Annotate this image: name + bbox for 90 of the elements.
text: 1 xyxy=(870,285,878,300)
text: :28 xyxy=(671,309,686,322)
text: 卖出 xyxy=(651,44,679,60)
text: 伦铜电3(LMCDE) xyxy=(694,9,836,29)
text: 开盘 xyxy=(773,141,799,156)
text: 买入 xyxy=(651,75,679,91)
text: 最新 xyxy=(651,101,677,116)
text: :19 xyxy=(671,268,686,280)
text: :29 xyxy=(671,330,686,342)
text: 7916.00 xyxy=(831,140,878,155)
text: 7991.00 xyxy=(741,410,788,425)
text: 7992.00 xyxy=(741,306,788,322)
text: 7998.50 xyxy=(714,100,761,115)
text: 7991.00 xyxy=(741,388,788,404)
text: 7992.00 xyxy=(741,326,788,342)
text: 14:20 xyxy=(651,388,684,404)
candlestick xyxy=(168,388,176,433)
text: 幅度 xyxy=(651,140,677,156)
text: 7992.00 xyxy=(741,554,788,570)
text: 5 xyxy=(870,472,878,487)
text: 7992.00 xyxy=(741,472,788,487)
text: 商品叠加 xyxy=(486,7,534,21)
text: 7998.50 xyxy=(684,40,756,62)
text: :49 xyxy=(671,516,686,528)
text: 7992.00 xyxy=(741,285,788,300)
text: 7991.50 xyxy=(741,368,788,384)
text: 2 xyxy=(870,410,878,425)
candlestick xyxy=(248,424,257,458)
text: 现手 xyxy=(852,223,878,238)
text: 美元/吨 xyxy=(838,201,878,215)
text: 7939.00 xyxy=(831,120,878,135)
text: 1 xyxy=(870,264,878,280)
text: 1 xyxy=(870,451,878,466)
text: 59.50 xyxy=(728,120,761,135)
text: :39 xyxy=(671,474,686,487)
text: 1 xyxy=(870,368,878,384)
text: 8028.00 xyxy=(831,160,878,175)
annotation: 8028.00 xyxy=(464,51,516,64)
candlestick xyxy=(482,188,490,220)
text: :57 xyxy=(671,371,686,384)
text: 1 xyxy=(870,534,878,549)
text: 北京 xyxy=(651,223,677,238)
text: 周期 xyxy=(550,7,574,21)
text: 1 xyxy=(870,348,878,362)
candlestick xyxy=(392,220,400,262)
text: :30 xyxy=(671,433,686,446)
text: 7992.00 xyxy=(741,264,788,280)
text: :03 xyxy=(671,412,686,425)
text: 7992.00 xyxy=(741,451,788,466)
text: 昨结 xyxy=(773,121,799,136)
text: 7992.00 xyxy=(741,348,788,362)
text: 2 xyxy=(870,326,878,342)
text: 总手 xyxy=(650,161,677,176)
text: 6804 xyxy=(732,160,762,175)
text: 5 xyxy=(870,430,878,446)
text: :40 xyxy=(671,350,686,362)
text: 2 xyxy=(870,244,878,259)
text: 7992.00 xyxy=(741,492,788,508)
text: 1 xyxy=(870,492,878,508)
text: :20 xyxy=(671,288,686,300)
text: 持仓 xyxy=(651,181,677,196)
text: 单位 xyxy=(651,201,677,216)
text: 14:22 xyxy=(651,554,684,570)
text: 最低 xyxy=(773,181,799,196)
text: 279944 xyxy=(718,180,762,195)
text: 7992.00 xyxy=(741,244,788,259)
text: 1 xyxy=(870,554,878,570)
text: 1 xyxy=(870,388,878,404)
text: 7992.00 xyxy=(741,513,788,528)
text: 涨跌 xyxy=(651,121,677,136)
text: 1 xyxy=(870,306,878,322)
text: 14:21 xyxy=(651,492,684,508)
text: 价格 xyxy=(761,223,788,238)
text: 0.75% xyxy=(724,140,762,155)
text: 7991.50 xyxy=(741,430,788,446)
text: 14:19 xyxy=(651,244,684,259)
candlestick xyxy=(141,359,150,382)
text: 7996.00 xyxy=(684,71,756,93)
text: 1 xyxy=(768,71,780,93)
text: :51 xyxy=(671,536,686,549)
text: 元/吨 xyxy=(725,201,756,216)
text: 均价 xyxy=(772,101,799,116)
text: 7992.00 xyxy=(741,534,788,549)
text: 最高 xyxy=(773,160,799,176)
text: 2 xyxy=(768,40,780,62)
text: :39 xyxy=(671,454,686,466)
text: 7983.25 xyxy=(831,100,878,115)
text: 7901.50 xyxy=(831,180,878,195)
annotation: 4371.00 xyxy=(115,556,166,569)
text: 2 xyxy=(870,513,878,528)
------------------------------------------------------------------------
Objetivo del ejercicio — Copia de nuevo las líneas desde la primera hasta la que contiene "text: 买入 xyxy=(651,75,679,91)", ambas incluidas, y cambia "卖出" por "卖价" sin alterar nada más.

Solución del problema —
Annotate this image: name + bbox for 90 of the elements.
text: 1 xyxy=(870,285,878,300)
text: :28 xyxy=(671,309,686,322)
text: 卖价 xyxy=(651,44,679,60)
text: 伦铜电3(LMCDE) xyxy=(694,9,836,29)
text: 开盘 xyxy=(773,141,799,156)
text: 买入 xyxy=(651,75,679,91)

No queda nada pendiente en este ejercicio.